> _Written instruction_
Return the material word for word. Do not include pictures.

> _Task inputs_
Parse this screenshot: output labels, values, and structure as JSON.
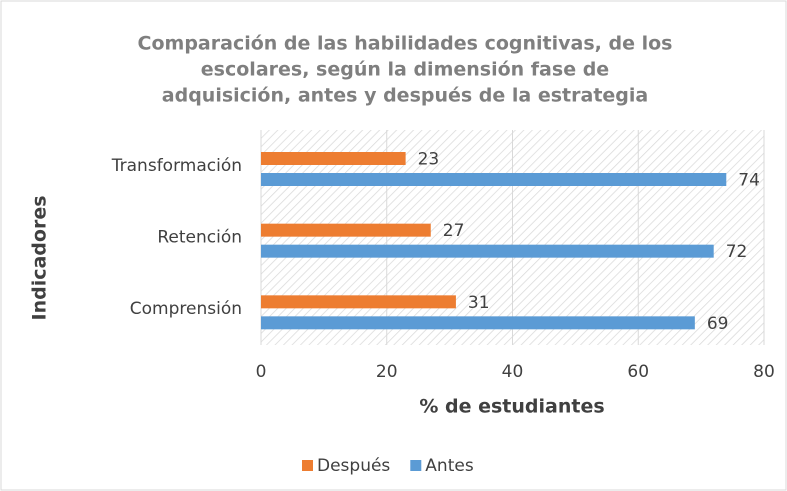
{
  "chart_data": {
    "type": "barh",
    "title": [
      "Comparación de las habilidades cognitivas, de los",
      "escolares, según la dimensión fase de",
      "adquisición, antes y después de la estrategia"
    ],
    "x_label": "% de estudiantes",
    "y_label": "Indicadores",
    "categories": [
      "Comprensión",
      "Retención",
      "Transformación"
    ],
    "series": [
      {
        "name": "Después",
        "color": "#ed7d31",
        "values": [
          31,
          27,
          23
        ]
      },
      {
        "name": "Antes",
        "color": "#5b9bd5",
        "values": [
          69,
          72,
          74
        ]
      }
    ],
    "xlim": [
      0,
      80
    ],
    "xticks": [
      0,
      20,
      40,
      60,
      80
    ],
    "grid": true,
    "legend": "bottom"
  }
}
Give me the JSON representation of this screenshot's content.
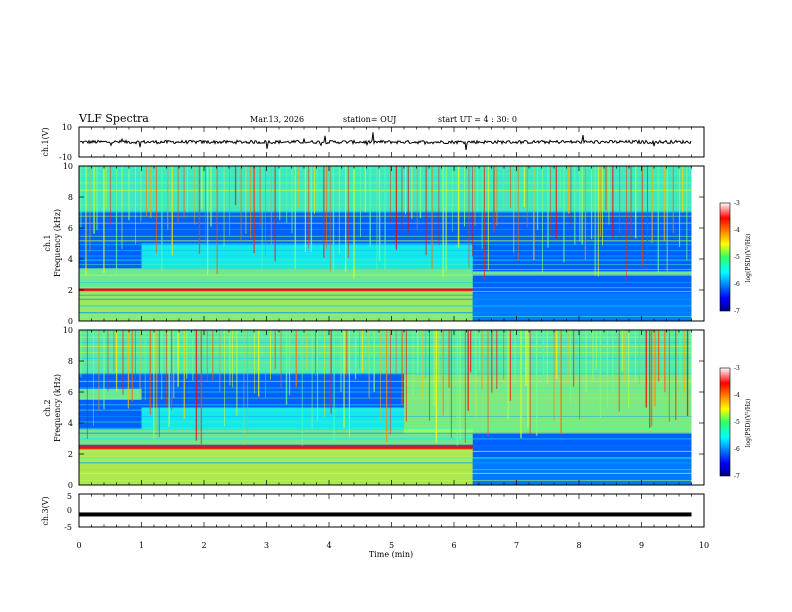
{
  "header": {
    "title": "VLF Spectra",
    "date": "Mar.13, 2026",
    "station": "station= OUJ",
    "start_ut": "start  UT =  4 : 30: 0"
  },
  "chart_data": [
    {
      "type": "line",
      "panel": "ch1-waveform",
      "ylabel": "ch.1(V)",
      "ylim": [
        -10,
        10
      ],
      "yticks": [
        "10",
        "-10"
      ],
      "xlim": [
        0,
        10
      ],
      "trace_level": 0,
      "trace_color": "#000000"
    },
    {
      "type": "heatmap",
      "panel": "ch1-spectrogram",
      "ylabel_top": "ch.1",
      "ylabel": "Frequency (kHz)",
      "ylim": [
        0,
        10
      ],
      "yticks": [
        "10",
        "8",
        "6",
        "4",
        "2",
        "0"
      ],
      "xlim": [
        0,
        10
      ],
      "data_end_min": 9.8,
      "colorbar": {
        "label": "log(PSD)(V²/Hz)",
        "range": [
          -7,
          -3
        ],
        "ticks": [
          "-3",
          "-4",
          "-5",
          "-6",
          "-7"
        ]
      },
      "bands": [
        {
          "f_lo": 0.0,
          "f_hi": 2.0,
          "t_lo": 0.0,
          "t_hi": 6.3,
          "level": -4.8
        },
        {
          "f_lo": 1.9,
          "f_hi": 2.1,
          "t_lo": 0.0,
          "t_hi": 6.3,
          "level": -3.5
        },
        {
          "f_lo": 2.1,
          "f_hi": 3.4,
          "t_lo": 0.0,
          "t_hi": 6.3,
          "level": -5.0
        },
        {
          "f_lo": 3.4,
          "f_hi": 5.0,
          "t_lo": 1.0,
          "t_hi": 6.3,
          "level": -5.4
        },
        {
          "f_lo": 3.0,
          "f_hi": 3.2,
          "t_lo": 6.3,
          "t_hi": 9.8,
          "level": -5.0
        },
        {
          "f_lo": 0.0,
          "f_hi": 1.8,
          "t_lo": 6.3,
          "t_hi": 9.8,
          "level": -6.0
        },
        {
          "f_lo": 7.0,
          "f_hi": 10.0,
          "t_lo": 0.0,
          "t_hi": 9.8,
          "level": -5.2
        }
      ]
    },
    {
      "type": "heatmap",
      "panel": "ch2-spectrogram",
      "ylabel_top": "ch.2",
      "ylabel": "Frequency (kHz)",
      "ylim": [
        0,
        10
      ],
      "yticks": [
        "10",
        "8",
        "6",
        "4",
        "2",
        "0"
      ],
      "xlim": [
        0,
        10
      ],
      "data_end_min": 9.8,
      "colorbar": {
        "label": "log(PSD)(V²/Hz)",
        "range": [
          -7,
          -3
        ],
        "ticks": [
          "-3",
          "-4",
          "-5",
          "-6",
          "-7"
        ]
      },
      "bands": [
        {
          "f_lo": 0.0,
          "f_hi": 2.4,
          "t_lo": 0.0,
          "t_hi": 6.3,
          "level": -4.7
        },
        {
          "f_lo": 2.3,
          "f_hi": 2.6,
          "t_lo": 0.0,
          "t_hi": 6.3,
          "level": -3.5
        },
        {
          "f_lo": 2.6,
          "f_hi": 3.6,
          "t_lo": 0.0,
          "t_hi": 6.3,
          "level": -5.0
        },
        {
          "f_lo": 3.6,
          "f_hi": 5.0,
          "t_lo": 1.0,
          "t_hi": 5.2,
          "level": -5.4
        },
        {
          "f_lo": 5.5,
          "f_hi": 6.2,
          "t_lo": 0.0,
          "t_hi": 1.0,
          "level": -5.0
        },
        {
          "f_lo": 3.3,
          "f_hi": 7.2,
          "t_lo": 5.2,
          "t_hi": 9.8,
          "level": -4.9
        },
        {
          "f_lo": 0.0,
          "f_hi": 1.8,
          "t_lo": 6.3,
          "t_hi": 9.8,
          "level": -6.0
        },
        {
          "f_lo": 7.2,
          "f_hi": 10.0,
          "t_lo": 0.0,
          "t_hi": 9.8,
          "level": -5.1
        }
      ]
    },
    {
      "type": "line",
      "panel": "ch3-waveform",
      "ylabel": "ch.3(V)",
      "ylim": [
        -5,
        5
      ],
      "yticks": [
        "5",
        "0",
        "-5"
      ],
      "xlim": [
        0,
        10
      ],
      "xlabel": "Time (min)",
      "xticks": [
        "0",
        "1",
        "2",
        "3",
        "4",
        "5",
        "6",
        "7",
        "8",
        "9",
        "10"
      ],
      "trace_level": -1.2,
      "trace_color": "#000000"
    }
  ],
  "colors": {
    "axis": "#000000",
    "background": "#ffffff"
  }
}
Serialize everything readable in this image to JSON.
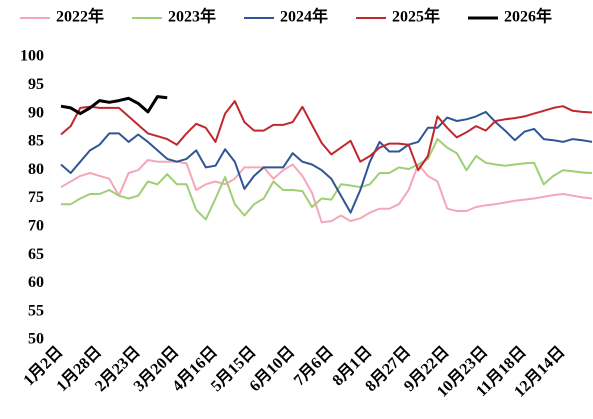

> _In response_
Parse this screenshot: output labels, values, and structure as JSON.
{
  "chart_data": {
    "type": "barh",
    "title": [
      "Comparación de las habilidades cognitivas, de los",
      "escolares, según la dimensión fase de",
      "adquisición, antes y después de la estrategia"
    ],
    "x_label": "% de estudiantes",
    "y_label": "Indicadores",
    "categories": [
      "Comprensión",
      "Retención",
      "Transformación"
    ],
    "series": [
      {
        "name": "Después",
        "color": "#ed7d31",
        "values": [
          31,
          27,
          23
        ]
      },
      {
        "name": "Antes",
        "color": "#5b9bd5",
        "values": [
          69,
          72,
          74
        ]
      }
    ],
    "xlim": [
      0,
      80
    ],
    "xticks": [
      0,
      20,
      40,
      60,
      80
    ],
    "grid": true,
    "legend": "bottom"
  }
}
Give me the JSON representation of this screenshot's content.
{
  "header": {
    "title": "VLF Spectra",
    "date": "Mar.13, 2026",
    "station": "station= OUJ",
    "start_ut": "start  UT =  4 : 30: 0"
  },
  "chart_data": [
    {
      "type": "line",
      "panel": "ch1-waveform",
      "ylabel": "ch.1(V)",
      "ylim": [
        -10,
        10
      ],
      "yticks": [
        "10",
        "-10"
      ],
      "xlim": [
        0,
        10
      ],
      "trace_level": 0,
      "trace_color": "#000000"
    },
    {
      "type": "heatmap",
      "panel": "ch1-spectrogram",
      "ylabel_top": "ch.1",
      "ylabel": "Frequency (kHz)",
      "ylim": [
        0,
        10
      ],
      "yticks": [
        "10",
        "8",
        "6",
        "4",
        "2",
        "0"
      ],
      "xlim": [
        0,
        10
      ],
      "data_end_min": 9.8,
      "colorbar": {
        "label": "log(PSD)(V²/Hz)",
        "range": [
          -7,
          -3
        ],
        "ticks": [
          "-3",
          "-4",
          "-5",
          "-6",
          "-7"
        ]
      },
      "bands": [
        {
          "f_lo": 0.0,
          "f_hi": 2.0,
          "t_lo": 0.0,
          "t_hi": 6.3,
          "level": -4.8
        },
        {
          "f_lo": 1.9,
          "f_hi": 2.1,
          "t_lo": 0.0,
          "t_hi": 6.3,
          "level": -3.5
        },
        {
          "f_lo": 2.1,
          "f_hi": 3.4,
          "t_lo": 0.0,
          "t_hi": 6.3,
          "level": -5.0
        },
        {
          "f_lo": 3.4,
          "f_hi": 5.0,
          "t_lo": 1.0,
          "t_hi": 6.3,
          "level": -5.4
        },
        {
          "f_lo": 3.0,
          "f_hi": 3.2,
          "t_lo": 6.3,
          "t_hi": 9.8,
          "level": -5.0
        },
        {
          "f_lo": 0.0,
          "f_hi": 1.8,
          "t_lo": 6.3,
          "t_hi": 9.8,
          "level": -6.0
        },
        {
          "f_lo": 7.0,
          "f_hi": 10.0,
          "t_lo": 0.0,
          "t_hi": 9.8,
          "level": -5.2
        }
      ]
    },
    {
      "type": "heatmap",
      "panel": "ch2-spectrogram",
      "ylabel_top": "ch.2",
      "ylabel": "Frequency (kHz)",
      "ylim": [
        0,
        10
      ],
      "yticks": [
        "10",
        "8",
        "6",
        "4",
        "2",
        "0"
      ],
      "xlim": [
        0,
        10
      ],
      "data_end_min": 9.8,
      "colorbar": {
        "label": "log(PSD)(V²/Hz)",
        "range": [
          -7,
          -3
        ],
        "ticks": [
          "-3",
          "-4",
          "-5",
          "-6",
          "-7"
        ]
      },
      "bands": [
        {
          "f_lo": 0.0,
          "f_hi": 2.4,
          "t_lo": 0.0,
          "t_hi": 6.3,
          "level": -4.7
        },
        {
          "f_lo": 2.3,
          "f_hi": 2.6,
          "t_lo": 0.0,
          "t_hi": 6.3,
          "level": -3.5
        },
        {
          "f_lo": 2.6,
          "f_hi": 3.6,
          "t_lo": 0.0,
          "t_hi": 6.3,
          "level": -5.0
        },
        {
          "f_lo": 3.6,
          "f_hi": 5.0,
          "t_lo": 1.0,
          "t_hi": 5.2,
          "level": -5.4
        },
        {
          "f_lo": 5.5,
          "f_hi": 6.2,
          "t_lo": 0.0,
          "t_hi": 1.0,
          "level": -5.0
        },
        {
          "f_lo": 3.3,
          "f_hi": 7.2,
          "t_lo": 5.2,
          "t_hi": 9.8,
          "level": -4.9
        },
        {
          "f_lo": 0.0,
          "f_hi": 1.8,
          "t_lo": 6.3,
          "t_hi": 9.8,
          "level": -6.0
        },
        {
          "f_lo": 7.2,
          "f_hi": 10.0,
          "t_lo": 0.0,
          "t_hi": 9.8,
          "level": -5.1
        }
      ]
    },
    {
      "type": "line",
      "panel": "ch3-waveform",
      "ylabel": "ch.3(V)",
      "ylim": [
        -5,
        5
      ],
      "yticks": [
        "5",
        "0",
        "-5"
      ],
      "xlim": [
        0,
        10
      ],
      "xlabel": "Time (min)",
      "xticks": [
        "0",
        "1",
        "2",
        "3",
        "4",
        "5",
        "6",
        "7",
        "8",
        "9",
        "10"
      ],
      "trace_level": -1.2,
      "trace_color": "#000000"
    }
  ],
  "colors": {
    "axis": "#000000",
    "background": "#ffffff"
  }
}
Serialize everything readable in this image to JSON.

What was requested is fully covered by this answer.